What the task requires:
Copy out each line below that has the word "VITAL" in it.

------------------------------

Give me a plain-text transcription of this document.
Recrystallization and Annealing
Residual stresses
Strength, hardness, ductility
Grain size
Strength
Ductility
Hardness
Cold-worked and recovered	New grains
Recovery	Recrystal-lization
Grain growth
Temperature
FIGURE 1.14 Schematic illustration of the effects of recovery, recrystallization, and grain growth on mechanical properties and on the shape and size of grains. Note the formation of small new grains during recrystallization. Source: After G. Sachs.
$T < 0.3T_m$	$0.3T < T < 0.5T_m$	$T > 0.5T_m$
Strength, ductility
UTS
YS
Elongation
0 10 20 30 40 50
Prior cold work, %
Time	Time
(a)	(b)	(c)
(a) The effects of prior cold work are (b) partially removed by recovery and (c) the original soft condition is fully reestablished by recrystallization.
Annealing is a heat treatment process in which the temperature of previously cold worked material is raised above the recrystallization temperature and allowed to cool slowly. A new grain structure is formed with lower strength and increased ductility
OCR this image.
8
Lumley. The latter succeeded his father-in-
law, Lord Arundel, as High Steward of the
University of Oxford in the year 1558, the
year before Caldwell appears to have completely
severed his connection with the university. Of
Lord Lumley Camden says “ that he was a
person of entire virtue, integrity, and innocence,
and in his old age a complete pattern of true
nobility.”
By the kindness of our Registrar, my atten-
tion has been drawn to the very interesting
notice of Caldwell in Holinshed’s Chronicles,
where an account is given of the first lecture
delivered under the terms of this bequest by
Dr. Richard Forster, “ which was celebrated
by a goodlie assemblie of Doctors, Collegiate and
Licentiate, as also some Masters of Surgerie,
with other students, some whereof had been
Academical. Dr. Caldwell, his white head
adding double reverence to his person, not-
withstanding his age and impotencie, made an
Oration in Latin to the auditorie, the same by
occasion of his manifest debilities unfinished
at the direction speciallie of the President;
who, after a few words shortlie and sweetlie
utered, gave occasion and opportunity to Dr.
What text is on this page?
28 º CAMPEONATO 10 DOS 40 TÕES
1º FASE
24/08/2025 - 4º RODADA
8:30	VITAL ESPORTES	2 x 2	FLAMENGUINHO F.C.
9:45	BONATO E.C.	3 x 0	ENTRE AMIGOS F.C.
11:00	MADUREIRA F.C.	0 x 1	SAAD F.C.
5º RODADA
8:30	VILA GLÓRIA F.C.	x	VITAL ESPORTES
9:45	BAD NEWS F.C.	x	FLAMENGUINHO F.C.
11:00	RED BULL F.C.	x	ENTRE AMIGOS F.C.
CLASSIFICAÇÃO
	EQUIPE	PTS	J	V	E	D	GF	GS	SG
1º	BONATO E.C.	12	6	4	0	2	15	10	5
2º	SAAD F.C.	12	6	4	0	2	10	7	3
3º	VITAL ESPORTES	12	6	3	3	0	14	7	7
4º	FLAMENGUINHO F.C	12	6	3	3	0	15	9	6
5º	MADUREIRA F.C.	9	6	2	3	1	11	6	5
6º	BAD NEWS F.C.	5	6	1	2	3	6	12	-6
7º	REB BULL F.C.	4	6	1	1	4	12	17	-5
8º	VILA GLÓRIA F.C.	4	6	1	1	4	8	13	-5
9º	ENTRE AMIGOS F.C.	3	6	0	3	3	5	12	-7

------------------------------

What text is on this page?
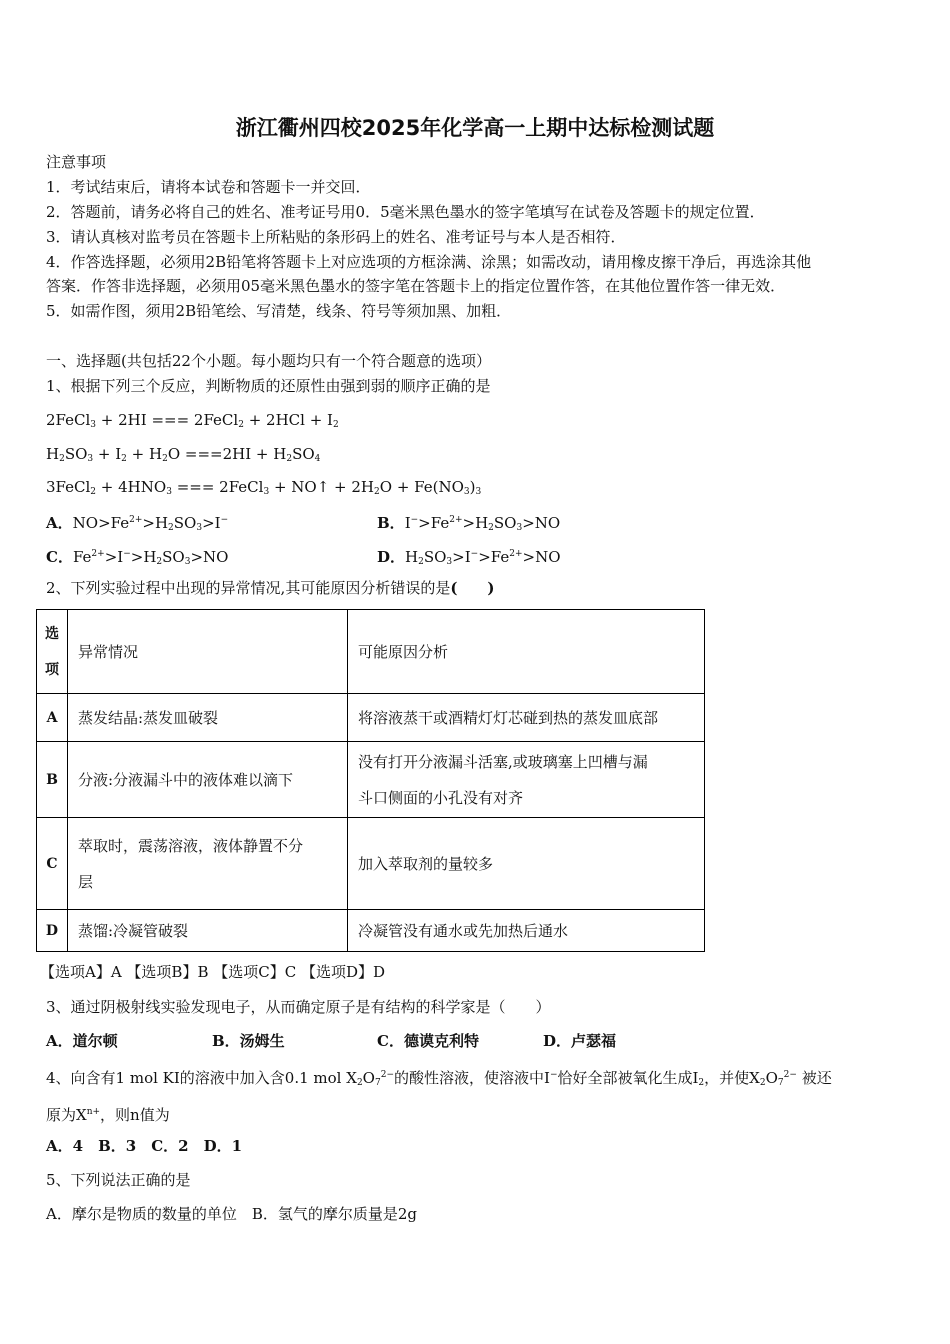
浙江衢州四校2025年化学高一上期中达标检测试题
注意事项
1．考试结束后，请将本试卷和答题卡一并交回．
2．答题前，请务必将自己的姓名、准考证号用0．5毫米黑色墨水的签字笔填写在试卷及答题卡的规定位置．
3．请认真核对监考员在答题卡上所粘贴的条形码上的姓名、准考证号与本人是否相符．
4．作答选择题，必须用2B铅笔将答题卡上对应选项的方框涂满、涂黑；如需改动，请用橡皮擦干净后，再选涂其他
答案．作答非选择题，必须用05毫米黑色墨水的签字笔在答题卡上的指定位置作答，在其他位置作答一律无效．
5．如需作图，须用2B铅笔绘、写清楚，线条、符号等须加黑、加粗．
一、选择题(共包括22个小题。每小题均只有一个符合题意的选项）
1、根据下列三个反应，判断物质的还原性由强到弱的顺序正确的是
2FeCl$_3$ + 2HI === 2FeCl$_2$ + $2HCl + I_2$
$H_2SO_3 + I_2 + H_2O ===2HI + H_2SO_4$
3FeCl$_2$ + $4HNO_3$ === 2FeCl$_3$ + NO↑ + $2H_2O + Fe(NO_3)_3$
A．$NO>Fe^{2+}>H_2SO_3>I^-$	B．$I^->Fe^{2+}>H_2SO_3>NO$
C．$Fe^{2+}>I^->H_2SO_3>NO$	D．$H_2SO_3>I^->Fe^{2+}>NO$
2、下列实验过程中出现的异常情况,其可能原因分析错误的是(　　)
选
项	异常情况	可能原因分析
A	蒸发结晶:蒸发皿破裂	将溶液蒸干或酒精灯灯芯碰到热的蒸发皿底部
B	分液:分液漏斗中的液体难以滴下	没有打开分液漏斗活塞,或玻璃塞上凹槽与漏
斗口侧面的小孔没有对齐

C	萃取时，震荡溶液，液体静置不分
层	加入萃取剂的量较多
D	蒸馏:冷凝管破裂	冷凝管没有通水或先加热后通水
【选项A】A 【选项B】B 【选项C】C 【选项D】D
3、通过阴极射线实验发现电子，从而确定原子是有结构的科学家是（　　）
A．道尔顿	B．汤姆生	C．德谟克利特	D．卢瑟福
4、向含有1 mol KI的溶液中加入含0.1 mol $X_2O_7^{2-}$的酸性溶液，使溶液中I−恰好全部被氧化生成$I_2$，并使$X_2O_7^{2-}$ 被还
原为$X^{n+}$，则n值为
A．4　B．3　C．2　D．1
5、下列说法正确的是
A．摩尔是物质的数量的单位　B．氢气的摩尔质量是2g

------------------------------

Output for this exercise:
8:30	VITAL ESPORTES	2 x 2	FLAMENGUINHO F.C.
8:30	VILA GLÓRIA F.C.	x	VITAL ESPORTES
3º	VITAL ESPORTES	12	6	3	3	0	14	7	7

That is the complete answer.